TASK INSTRUCTIONS
Scan the material below for the string "πληροφορίες", and copy every line where it shows up.

>> begin DATA SHOWN

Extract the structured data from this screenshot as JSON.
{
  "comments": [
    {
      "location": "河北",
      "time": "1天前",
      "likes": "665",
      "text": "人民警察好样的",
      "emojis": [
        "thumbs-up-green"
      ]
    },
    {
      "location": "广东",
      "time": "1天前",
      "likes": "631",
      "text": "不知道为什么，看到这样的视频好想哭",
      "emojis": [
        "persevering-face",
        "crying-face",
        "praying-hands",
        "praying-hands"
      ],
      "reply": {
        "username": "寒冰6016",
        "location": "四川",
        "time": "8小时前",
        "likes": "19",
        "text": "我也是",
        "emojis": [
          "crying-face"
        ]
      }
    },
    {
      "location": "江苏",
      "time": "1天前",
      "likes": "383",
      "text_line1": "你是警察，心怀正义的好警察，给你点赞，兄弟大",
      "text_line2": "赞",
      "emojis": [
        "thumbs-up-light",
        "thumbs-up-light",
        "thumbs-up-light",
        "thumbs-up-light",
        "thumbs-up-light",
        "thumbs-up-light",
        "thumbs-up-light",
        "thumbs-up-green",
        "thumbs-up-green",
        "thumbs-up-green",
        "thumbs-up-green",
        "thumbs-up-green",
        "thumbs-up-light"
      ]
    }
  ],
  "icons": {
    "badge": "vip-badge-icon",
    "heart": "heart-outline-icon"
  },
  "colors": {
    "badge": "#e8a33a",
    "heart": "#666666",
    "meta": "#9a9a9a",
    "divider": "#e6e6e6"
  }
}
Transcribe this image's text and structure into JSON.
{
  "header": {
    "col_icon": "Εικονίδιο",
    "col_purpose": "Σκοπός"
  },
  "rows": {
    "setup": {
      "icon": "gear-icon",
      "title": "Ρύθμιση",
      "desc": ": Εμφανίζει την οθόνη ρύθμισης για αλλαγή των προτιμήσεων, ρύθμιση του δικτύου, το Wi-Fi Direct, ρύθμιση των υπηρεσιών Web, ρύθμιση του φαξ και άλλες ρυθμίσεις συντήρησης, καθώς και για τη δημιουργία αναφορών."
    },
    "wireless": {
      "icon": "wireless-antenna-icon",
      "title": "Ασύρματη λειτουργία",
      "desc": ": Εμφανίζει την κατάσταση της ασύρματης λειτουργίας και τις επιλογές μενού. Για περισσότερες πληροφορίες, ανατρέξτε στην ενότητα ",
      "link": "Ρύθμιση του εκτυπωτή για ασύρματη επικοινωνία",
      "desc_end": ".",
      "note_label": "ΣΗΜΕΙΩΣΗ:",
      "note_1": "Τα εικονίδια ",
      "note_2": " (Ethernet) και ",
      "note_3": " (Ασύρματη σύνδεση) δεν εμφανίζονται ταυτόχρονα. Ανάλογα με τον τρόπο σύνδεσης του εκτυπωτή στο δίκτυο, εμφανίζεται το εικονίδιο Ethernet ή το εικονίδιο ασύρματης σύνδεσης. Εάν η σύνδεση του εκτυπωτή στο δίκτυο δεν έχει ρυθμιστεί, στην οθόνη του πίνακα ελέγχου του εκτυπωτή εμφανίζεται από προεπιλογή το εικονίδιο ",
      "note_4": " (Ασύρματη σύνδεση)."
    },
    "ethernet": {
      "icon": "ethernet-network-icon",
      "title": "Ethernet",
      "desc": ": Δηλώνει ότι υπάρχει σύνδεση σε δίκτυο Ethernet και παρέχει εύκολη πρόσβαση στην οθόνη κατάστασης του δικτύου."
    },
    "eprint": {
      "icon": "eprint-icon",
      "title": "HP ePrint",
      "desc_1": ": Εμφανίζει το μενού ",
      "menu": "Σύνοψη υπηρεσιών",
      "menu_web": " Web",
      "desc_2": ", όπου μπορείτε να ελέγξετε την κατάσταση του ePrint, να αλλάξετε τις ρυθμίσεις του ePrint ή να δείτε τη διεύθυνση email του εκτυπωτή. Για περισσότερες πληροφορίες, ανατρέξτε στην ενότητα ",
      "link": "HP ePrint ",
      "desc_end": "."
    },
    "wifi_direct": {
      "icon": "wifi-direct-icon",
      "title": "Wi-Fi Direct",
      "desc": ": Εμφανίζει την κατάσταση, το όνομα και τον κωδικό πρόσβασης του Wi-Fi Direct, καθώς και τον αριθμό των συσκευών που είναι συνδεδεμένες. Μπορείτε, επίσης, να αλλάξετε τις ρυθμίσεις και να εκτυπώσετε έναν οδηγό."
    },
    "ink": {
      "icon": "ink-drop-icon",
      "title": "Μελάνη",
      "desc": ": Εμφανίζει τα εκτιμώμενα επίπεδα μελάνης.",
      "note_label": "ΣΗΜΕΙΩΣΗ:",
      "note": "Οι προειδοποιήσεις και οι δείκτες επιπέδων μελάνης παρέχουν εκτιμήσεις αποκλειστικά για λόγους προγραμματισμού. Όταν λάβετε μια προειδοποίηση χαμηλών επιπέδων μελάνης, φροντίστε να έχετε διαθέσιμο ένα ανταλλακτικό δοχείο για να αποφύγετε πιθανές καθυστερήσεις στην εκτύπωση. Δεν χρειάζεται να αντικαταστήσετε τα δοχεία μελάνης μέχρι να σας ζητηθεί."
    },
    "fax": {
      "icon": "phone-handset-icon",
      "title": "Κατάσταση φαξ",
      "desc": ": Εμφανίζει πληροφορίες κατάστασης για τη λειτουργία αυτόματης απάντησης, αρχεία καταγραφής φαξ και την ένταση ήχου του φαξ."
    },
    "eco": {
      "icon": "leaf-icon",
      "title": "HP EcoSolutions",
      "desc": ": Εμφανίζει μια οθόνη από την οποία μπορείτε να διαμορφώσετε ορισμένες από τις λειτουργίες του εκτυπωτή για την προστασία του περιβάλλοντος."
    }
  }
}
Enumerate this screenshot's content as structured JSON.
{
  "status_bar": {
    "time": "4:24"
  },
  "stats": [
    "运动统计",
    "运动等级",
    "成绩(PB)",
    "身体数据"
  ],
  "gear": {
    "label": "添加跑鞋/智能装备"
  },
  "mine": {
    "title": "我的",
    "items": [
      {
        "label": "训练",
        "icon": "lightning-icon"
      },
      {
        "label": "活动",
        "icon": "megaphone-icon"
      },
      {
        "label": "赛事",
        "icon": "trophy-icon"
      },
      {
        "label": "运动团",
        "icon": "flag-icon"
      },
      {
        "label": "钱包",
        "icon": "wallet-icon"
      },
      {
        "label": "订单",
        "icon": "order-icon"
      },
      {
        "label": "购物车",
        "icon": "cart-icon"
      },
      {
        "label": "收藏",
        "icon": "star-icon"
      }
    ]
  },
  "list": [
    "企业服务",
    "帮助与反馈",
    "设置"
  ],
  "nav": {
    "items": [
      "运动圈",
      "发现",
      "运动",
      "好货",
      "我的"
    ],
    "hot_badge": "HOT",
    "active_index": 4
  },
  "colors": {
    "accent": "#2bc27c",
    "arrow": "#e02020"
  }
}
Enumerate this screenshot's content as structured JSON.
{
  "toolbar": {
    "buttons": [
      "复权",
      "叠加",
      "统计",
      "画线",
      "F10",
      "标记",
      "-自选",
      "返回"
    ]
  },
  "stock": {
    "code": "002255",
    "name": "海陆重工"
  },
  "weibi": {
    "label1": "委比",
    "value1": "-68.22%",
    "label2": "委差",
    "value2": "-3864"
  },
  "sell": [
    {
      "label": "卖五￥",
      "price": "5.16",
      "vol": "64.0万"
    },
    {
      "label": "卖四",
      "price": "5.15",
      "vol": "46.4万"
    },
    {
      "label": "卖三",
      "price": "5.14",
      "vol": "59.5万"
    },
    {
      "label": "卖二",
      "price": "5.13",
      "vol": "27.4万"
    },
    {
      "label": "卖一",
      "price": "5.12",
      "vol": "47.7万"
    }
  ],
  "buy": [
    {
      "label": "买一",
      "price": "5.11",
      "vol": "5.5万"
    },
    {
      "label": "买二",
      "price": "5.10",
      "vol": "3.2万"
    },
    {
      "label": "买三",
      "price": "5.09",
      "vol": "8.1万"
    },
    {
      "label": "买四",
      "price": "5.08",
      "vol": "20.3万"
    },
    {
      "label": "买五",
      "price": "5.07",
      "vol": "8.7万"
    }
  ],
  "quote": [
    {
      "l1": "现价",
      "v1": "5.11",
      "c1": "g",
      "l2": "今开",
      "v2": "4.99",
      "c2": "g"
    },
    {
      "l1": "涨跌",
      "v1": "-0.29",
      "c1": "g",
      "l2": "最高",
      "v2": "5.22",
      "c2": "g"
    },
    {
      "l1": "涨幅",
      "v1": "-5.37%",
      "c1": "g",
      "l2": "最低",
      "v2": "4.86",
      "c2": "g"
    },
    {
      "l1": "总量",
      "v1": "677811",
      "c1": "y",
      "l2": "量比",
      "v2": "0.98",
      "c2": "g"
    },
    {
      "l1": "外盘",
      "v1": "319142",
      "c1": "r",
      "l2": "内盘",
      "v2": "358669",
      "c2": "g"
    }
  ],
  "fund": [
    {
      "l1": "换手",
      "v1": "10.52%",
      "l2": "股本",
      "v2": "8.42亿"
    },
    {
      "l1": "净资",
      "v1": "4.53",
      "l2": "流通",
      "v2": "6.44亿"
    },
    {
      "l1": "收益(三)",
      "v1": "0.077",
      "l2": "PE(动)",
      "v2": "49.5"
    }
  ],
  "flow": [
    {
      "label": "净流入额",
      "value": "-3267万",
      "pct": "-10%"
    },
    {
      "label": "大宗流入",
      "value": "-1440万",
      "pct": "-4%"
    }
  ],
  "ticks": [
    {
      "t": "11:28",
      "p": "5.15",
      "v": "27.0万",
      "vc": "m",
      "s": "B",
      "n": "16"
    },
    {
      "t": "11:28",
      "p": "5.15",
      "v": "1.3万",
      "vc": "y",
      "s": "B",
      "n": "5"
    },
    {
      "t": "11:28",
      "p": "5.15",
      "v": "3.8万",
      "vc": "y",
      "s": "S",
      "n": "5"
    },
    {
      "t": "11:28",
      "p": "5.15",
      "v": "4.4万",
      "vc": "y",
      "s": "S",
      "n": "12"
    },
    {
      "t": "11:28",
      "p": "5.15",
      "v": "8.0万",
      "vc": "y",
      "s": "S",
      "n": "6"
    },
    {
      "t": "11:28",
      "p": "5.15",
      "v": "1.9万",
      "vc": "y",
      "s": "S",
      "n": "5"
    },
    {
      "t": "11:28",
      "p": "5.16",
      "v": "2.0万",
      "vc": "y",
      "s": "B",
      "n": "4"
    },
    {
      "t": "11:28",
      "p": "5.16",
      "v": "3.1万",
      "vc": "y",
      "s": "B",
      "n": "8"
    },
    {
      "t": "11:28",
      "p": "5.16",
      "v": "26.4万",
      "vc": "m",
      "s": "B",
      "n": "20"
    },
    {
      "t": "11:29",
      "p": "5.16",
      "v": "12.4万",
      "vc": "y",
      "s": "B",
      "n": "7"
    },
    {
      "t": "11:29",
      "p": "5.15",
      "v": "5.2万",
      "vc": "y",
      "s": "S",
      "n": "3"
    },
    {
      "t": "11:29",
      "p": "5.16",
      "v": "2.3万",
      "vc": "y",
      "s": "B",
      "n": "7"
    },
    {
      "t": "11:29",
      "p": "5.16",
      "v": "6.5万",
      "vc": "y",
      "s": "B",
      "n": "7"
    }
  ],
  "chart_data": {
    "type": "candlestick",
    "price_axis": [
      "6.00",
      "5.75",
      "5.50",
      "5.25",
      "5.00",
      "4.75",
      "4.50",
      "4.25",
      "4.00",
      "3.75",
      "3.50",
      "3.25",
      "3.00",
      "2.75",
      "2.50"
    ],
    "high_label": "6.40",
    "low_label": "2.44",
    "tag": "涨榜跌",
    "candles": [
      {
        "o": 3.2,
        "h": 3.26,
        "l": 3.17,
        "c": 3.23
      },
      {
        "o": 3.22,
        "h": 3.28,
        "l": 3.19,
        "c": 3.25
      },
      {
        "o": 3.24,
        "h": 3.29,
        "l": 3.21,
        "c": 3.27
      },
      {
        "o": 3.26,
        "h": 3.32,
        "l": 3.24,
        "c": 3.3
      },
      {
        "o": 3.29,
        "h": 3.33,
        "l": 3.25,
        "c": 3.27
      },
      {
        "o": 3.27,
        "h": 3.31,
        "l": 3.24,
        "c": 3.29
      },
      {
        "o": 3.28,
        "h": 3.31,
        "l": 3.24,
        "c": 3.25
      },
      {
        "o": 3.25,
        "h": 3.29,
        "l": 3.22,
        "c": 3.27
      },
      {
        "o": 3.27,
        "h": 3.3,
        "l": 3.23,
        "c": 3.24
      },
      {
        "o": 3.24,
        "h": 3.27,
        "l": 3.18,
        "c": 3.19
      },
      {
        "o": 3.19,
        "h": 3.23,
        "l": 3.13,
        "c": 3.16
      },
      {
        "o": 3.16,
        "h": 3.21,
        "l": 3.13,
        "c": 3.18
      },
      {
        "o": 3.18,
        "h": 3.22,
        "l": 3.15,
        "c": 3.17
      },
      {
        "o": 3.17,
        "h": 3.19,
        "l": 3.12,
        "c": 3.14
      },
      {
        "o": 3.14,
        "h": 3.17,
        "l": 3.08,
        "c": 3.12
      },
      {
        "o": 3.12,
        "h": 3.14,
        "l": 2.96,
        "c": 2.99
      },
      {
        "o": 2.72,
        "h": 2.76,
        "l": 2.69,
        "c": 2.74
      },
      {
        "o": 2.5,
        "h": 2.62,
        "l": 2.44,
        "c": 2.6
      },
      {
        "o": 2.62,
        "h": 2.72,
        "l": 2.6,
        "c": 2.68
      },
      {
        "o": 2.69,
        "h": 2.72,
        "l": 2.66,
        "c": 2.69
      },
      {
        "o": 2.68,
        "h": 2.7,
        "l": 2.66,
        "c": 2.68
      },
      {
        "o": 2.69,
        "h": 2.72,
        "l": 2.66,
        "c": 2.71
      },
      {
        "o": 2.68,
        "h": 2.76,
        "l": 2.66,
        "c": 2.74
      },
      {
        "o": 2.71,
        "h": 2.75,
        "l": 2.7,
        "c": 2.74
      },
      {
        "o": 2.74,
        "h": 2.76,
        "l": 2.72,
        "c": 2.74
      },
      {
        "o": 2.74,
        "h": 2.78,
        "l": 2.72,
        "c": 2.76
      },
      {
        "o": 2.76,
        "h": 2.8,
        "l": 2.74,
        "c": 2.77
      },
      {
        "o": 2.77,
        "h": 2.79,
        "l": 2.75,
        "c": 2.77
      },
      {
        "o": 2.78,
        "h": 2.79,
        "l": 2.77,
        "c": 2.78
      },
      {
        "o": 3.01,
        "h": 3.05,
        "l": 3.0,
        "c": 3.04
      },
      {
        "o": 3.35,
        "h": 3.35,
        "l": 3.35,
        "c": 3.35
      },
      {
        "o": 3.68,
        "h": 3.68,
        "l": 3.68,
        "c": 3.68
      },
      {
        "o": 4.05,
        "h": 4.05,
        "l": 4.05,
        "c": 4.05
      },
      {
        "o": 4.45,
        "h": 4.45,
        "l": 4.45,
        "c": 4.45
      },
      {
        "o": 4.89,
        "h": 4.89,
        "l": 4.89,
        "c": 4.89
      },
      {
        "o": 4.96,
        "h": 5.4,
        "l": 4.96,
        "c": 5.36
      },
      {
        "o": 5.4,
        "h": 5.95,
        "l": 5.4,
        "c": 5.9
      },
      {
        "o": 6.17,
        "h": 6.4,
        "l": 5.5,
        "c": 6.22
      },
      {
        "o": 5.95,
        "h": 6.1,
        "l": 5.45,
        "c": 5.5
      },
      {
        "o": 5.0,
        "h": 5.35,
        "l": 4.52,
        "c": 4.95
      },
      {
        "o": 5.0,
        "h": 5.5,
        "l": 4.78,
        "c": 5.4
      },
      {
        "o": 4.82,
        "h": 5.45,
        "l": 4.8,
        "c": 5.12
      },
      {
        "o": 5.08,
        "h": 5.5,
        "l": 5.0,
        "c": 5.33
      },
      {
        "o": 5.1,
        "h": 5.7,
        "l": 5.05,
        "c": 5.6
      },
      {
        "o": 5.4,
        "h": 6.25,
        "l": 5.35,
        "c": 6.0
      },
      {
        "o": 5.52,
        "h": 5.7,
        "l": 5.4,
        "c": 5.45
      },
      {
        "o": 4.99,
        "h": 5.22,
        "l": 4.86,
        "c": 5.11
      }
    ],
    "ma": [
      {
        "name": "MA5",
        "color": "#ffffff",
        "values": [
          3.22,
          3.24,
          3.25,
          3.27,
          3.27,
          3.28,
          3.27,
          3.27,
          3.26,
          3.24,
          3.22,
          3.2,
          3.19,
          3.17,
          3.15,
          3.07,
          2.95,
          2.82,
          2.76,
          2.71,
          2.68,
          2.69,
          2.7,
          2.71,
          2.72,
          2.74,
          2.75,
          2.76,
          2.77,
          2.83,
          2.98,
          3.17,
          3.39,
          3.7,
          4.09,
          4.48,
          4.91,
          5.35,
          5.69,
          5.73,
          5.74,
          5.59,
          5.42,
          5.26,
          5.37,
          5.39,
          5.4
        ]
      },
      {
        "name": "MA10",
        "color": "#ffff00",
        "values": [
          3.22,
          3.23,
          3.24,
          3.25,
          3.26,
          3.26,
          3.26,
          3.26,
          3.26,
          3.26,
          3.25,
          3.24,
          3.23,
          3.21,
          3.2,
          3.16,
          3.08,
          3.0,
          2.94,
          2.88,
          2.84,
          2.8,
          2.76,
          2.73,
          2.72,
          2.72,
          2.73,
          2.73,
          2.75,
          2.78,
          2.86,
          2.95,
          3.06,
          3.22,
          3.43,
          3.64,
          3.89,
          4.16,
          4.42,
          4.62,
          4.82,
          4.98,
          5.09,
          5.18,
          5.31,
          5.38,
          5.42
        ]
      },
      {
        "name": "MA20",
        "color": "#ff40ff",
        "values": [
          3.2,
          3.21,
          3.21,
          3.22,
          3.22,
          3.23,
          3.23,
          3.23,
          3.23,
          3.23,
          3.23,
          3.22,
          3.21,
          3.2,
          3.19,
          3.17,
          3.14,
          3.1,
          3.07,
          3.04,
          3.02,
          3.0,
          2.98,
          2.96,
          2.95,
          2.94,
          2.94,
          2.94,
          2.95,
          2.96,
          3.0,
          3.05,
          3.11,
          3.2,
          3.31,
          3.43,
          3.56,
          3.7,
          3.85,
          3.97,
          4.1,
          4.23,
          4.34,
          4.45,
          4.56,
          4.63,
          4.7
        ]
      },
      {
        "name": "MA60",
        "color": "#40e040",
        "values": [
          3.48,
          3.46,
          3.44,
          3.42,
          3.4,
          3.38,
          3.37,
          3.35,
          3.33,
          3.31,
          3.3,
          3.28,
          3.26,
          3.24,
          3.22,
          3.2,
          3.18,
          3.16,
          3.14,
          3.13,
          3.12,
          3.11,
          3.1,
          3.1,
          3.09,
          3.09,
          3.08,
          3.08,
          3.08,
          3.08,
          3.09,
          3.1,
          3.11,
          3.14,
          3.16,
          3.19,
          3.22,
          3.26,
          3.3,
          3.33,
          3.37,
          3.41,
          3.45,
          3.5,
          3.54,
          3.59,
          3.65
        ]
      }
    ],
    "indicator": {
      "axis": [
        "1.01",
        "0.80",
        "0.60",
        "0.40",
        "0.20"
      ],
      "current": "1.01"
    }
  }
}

>> end DATA SHOWN

TASK RESULT
      "desc": ": Εμφανίζει την κατάσταση της ασύρματης λειτουργίας και τις επιλογές μενού. Για περισσότερες πληροφορίες, ανατρέξτε στην ενότητα ",
      "desc_2": ", όπου μπορείτε να ελέγξετε την κατάσταση του ePrint, να αλλάξετε τις ρυθμίσεις του ePrint ή να δείτε τη διεύθυνση email του εκτυπωτή. Για περισσότερες πληροφορίες, ανατρέξτε στην ενότητα ",
      "desc": ": Εμφανίζει πληροφορίες κατάστασης για τη λειτουργία αυτόματης απάντησης, αρχεία καταγραφής φαξ και την ένταση ήχου του φαξ."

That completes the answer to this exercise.